Dataset content start

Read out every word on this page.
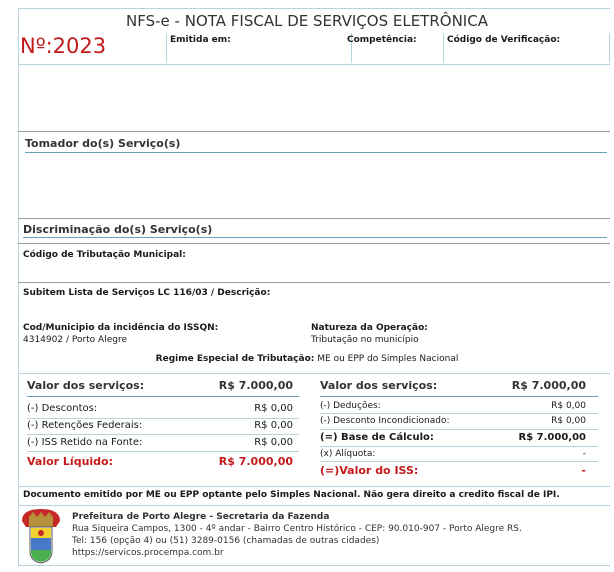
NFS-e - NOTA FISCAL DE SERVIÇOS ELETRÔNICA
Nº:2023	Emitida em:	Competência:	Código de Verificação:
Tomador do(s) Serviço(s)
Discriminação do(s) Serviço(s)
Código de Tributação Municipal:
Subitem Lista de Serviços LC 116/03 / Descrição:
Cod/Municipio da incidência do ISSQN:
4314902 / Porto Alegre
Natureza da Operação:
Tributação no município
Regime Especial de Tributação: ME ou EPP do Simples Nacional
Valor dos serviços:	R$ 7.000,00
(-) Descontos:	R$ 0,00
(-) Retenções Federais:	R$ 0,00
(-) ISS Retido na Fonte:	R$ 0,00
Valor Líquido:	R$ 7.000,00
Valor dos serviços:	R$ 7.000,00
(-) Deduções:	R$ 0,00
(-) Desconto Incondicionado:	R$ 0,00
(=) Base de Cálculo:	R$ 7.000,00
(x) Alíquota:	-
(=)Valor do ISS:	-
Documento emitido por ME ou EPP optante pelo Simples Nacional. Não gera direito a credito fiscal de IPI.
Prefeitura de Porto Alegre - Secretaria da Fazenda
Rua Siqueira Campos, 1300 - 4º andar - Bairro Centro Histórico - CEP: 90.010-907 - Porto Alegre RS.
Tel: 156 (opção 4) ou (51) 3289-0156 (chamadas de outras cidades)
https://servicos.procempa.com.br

Dataset content end
Dataset content start

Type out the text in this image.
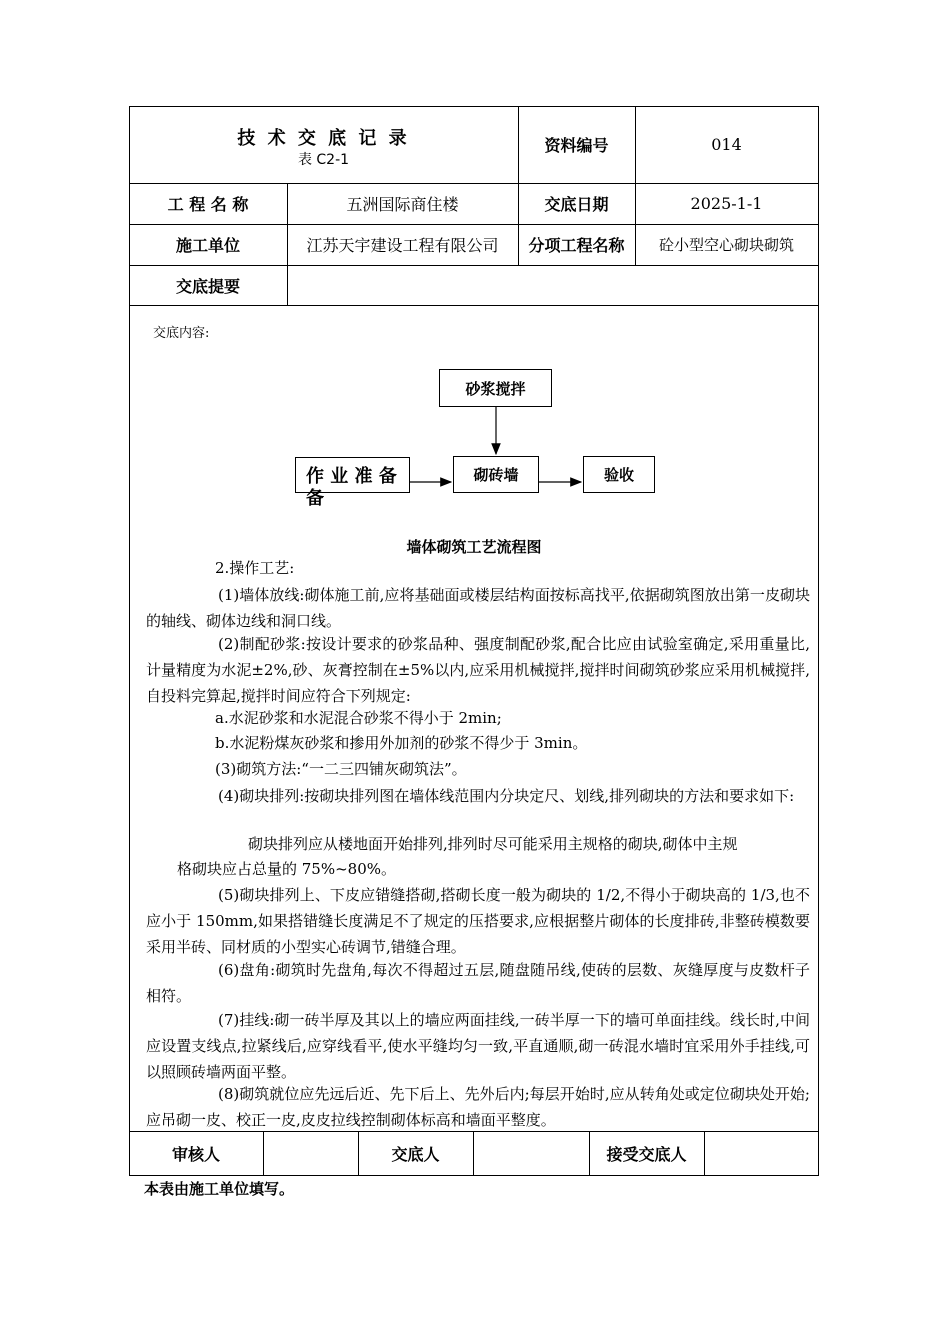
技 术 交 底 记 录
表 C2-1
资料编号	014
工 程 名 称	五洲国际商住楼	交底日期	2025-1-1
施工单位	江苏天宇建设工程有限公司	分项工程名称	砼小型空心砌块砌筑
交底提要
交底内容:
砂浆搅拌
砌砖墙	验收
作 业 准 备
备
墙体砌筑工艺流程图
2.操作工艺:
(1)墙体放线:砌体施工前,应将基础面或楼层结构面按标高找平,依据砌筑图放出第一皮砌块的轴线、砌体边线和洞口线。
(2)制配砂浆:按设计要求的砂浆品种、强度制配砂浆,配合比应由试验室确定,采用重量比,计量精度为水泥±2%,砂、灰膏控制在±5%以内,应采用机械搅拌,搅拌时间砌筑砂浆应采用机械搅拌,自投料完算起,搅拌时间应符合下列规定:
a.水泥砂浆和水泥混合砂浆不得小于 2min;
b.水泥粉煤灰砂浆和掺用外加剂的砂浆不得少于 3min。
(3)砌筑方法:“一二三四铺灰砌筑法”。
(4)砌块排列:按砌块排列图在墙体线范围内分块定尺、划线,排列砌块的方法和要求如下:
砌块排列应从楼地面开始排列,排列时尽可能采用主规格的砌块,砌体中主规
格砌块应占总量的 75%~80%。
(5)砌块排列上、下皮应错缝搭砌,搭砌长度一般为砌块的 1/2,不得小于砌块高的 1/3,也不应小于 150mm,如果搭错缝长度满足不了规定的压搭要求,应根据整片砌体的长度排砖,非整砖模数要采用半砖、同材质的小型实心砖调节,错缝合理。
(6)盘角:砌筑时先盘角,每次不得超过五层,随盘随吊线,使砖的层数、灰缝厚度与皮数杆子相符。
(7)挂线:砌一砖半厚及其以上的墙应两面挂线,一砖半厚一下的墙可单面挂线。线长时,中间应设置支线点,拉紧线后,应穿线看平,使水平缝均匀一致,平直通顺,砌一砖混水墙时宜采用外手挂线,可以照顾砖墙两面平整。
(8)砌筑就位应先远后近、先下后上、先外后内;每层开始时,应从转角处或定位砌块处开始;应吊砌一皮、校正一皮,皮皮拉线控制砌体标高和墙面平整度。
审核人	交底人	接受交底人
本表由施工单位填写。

Dataset content end

Short task. Within the listing above, copy each line that has the string "Nacional".

Written answer.
Regime Especial de Tributação: ME ou EPP do Simples Nacional
Documento emitido por ME ou EPP optante pelo Simples Nacional. Não gera direito a credito fiscal de IPI.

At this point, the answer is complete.